>> begin DATA SHOWN

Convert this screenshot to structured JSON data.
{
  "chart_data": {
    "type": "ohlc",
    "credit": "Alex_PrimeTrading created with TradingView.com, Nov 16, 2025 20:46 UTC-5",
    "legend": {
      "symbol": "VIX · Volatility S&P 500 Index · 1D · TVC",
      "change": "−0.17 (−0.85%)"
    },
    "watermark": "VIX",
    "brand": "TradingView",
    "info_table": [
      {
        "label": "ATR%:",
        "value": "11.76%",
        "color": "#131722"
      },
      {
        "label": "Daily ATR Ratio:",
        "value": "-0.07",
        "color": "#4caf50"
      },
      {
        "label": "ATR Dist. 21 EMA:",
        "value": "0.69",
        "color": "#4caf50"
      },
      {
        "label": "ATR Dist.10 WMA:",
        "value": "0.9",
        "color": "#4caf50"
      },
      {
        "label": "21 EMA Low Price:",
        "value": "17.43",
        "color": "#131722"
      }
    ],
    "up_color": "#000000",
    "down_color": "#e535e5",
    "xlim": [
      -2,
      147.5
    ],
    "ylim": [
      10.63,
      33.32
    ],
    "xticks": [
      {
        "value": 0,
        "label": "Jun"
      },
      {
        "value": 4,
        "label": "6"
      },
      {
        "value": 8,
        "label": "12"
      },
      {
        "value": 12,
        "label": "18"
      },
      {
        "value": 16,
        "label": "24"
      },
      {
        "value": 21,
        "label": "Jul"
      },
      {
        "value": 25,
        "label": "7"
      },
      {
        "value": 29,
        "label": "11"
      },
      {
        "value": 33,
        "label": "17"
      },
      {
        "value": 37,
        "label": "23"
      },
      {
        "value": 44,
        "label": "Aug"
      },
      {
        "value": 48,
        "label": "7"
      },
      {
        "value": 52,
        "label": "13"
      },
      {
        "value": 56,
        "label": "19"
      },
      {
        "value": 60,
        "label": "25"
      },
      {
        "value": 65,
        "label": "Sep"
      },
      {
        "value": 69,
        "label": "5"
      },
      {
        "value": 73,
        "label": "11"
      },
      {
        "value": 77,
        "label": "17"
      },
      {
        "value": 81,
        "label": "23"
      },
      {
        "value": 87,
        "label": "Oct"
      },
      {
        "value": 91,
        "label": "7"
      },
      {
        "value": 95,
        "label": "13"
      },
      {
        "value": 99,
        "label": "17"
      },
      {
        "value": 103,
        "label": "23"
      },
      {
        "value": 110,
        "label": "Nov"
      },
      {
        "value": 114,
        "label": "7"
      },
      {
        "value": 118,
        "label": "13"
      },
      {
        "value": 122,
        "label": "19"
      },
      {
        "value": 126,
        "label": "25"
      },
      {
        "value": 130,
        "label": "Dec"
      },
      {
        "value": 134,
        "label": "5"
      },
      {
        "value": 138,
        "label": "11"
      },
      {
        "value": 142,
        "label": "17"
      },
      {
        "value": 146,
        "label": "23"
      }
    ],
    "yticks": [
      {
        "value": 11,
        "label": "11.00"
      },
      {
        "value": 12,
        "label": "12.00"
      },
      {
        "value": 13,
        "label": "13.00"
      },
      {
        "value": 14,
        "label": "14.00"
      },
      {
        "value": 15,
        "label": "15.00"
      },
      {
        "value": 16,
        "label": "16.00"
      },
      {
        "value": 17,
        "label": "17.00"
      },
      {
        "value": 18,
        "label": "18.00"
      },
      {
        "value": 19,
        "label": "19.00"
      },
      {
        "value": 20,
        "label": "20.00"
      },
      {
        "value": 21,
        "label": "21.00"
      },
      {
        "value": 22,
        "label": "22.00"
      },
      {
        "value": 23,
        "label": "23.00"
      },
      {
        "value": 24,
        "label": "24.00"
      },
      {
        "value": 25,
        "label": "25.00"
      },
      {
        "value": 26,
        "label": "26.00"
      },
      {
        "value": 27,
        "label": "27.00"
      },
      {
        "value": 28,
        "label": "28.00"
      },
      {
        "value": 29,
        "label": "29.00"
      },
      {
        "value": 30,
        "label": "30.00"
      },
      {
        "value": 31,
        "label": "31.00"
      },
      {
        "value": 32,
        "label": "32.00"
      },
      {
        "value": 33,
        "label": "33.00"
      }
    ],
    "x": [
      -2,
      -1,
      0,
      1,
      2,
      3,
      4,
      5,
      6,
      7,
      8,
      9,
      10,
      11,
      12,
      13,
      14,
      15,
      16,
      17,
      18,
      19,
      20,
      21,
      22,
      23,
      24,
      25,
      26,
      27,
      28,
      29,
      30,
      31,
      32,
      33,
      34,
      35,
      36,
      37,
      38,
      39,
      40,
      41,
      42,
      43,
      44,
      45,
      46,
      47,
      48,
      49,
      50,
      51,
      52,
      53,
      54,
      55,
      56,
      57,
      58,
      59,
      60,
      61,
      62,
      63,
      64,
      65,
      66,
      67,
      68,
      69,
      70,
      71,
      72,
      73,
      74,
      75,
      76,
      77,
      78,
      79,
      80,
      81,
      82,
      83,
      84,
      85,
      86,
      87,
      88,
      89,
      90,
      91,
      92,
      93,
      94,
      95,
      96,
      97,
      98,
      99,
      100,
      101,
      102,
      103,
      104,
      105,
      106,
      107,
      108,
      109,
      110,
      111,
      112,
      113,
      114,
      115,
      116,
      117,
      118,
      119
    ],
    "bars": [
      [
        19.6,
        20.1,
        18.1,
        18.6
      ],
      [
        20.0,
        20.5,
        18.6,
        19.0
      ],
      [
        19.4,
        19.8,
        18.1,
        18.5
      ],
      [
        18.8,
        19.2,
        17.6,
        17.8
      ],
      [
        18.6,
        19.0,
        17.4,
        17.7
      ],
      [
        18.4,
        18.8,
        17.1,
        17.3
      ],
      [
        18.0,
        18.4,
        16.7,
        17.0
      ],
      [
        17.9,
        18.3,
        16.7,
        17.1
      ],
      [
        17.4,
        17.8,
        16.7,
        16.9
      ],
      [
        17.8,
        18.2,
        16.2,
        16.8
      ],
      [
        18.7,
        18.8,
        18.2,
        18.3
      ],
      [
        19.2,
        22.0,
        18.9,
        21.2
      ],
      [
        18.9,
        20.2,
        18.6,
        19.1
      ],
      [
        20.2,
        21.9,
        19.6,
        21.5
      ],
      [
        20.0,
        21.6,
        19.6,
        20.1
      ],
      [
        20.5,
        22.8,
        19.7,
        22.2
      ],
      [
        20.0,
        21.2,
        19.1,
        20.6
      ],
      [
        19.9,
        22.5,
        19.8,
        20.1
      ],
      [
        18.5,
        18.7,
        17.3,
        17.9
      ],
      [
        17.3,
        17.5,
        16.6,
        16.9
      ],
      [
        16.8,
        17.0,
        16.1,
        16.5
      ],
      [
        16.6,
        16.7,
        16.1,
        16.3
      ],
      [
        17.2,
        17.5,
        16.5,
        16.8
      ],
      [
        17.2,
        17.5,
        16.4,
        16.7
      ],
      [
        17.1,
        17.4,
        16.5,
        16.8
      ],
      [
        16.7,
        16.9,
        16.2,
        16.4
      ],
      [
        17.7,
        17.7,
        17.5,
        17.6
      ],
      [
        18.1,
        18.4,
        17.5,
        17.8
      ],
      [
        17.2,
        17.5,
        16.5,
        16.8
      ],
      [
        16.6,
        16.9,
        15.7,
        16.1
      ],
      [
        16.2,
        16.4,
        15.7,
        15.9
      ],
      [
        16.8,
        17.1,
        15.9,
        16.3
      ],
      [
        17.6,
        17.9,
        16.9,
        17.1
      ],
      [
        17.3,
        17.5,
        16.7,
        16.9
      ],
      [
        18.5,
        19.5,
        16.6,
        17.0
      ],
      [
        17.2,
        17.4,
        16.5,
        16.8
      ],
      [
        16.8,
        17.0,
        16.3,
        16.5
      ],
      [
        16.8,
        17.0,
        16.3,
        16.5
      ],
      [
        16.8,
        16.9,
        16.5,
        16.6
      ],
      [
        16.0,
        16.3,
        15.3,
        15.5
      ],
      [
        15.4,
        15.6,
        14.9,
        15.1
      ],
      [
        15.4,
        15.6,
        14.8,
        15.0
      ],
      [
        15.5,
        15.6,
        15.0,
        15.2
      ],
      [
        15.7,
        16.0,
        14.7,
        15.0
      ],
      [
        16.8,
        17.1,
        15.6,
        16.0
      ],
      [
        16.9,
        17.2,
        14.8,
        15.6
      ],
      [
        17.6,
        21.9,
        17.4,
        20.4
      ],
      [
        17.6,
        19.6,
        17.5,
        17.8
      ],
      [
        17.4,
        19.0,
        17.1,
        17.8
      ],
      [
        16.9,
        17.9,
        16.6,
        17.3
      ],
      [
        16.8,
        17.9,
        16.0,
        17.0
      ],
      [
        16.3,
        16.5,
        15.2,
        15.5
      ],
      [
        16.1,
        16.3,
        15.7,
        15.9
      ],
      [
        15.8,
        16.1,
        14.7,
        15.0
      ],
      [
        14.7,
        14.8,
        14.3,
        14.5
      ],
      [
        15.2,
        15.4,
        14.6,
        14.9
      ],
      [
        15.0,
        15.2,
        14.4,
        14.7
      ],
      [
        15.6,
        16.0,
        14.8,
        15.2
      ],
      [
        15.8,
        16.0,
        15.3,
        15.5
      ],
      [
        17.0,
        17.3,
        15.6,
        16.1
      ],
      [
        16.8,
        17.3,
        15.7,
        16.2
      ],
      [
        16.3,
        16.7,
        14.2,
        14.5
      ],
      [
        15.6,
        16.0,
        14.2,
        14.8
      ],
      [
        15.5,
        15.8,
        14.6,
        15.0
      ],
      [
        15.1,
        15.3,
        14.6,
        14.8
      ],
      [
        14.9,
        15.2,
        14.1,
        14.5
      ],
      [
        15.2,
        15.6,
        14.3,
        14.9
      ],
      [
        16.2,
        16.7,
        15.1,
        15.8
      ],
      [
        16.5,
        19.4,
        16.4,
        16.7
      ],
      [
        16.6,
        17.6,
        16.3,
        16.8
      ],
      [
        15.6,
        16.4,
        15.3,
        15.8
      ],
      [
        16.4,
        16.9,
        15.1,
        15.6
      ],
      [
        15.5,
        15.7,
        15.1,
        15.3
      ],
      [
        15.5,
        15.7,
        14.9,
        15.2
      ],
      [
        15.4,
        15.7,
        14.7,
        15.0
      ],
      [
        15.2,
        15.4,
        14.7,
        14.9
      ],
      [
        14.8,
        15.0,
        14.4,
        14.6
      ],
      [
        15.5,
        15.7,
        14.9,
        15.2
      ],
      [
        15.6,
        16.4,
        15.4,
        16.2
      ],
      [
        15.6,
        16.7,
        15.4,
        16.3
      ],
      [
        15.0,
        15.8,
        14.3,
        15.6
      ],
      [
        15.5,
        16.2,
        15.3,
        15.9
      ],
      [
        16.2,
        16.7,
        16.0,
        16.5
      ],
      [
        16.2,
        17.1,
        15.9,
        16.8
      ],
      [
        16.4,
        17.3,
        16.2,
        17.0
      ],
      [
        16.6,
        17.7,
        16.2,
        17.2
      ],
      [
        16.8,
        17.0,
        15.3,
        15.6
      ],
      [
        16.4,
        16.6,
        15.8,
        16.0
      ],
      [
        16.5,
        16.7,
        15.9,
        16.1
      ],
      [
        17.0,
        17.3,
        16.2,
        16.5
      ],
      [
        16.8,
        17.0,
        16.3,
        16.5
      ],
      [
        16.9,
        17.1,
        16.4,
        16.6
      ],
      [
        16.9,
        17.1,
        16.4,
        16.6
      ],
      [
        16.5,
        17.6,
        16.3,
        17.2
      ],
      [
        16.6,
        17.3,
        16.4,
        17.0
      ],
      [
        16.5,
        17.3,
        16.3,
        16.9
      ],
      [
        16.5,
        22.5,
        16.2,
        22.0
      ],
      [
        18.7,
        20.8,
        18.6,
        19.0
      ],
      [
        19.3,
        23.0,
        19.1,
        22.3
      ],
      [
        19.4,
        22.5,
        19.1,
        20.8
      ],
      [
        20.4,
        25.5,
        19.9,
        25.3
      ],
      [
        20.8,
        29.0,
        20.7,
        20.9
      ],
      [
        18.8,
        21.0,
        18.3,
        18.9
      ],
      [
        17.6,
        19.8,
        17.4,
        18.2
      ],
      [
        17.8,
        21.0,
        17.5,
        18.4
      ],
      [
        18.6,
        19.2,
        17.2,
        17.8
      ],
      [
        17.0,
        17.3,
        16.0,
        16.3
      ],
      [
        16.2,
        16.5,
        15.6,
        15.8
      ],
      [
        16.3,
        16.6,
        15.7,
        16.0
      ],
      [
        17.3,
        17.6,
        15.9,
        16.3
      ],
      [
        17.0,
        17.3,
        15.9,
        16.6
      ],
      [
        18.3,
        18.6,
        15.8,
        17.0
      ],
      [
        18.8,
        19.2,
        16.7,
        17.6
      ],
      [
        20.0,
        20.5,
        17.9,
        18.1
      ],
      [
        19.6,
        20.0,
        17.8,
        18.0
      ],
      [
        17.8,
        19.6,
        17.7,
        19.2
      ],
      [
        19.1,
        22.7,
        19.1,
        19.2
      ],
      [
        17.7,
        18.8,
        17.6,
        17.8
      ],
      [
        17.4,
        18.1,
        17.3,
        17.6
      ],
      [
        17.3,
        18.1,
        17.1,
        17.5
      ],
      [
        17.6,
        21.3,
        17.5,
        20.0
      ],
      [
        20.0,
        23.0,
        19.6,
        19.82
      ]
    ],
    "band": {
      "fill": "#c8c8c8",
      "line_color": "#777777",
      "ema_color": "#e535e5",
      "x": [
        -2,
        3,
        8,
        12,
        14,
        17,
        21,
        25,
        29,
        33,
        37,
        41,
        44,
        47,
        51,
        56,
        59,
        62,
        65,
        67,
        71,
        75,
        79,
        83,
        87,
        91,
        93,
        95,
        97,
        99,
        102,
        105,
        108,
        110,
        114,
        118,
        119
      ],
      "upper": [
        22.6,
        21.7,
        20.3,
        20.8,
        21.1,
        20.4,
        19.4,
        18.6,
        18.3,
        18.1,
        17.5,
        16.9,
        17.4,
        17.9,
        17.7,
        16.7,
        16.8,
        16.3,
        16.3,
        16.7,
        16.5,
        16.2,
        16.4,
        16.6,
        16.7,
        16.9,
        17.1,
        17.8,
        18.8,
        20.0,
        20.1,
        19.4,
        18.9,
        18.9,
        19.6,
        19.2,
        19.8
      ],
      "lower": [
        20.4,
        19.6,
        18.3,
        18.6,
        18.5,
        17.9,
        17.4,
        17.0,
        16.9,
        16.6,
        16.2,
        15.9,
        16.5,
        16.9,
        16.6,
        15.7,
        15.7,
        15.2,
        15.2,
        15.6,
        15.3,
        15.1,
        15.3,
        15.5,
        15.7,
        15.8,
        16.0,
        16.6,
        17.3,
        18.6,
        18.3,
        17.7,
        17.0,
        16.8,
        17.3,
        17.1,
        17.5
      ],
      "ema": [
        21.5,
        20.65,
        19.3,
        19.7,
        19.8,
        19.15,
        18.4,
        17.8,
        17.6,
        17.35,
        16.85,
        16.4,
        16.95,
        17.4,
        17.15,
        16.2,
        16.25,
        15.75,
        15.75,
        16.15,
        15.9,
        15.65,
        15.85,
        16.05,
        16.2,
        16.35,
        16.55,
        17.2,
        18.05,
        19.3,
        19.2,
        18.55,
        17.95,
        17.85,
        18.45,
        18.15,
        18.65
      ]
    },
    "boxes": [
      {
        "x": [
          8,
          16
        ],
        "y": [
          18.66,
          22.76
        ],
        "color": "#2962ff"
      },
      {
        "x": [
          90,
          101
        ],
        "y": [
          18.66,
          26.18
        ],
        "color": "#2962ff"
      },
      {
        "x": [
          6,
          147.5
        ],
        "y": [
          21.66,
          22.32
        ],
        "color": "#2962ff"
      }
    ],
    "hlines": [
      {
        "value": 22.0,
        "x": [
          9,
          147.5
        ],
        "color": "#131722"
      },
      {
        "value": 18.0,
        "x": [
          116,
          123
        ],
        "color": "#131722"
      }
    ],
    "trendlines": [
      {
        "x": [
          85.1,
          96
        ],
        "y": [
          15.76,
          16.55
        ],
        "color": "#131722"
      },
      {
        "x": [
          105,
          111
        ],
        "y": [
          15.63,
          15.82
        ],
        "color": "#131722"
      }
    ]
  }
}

>> end DATA SHOWN

» BRIEF
All lines above with "TradingView" in them should be returned.

» ANSWER TO THIS TASK
    "credit": "Alex_PrimeTrading created with TradingView.com, Nov 16, 2025 20:46 UTC-5",
    "brand": "TradingView",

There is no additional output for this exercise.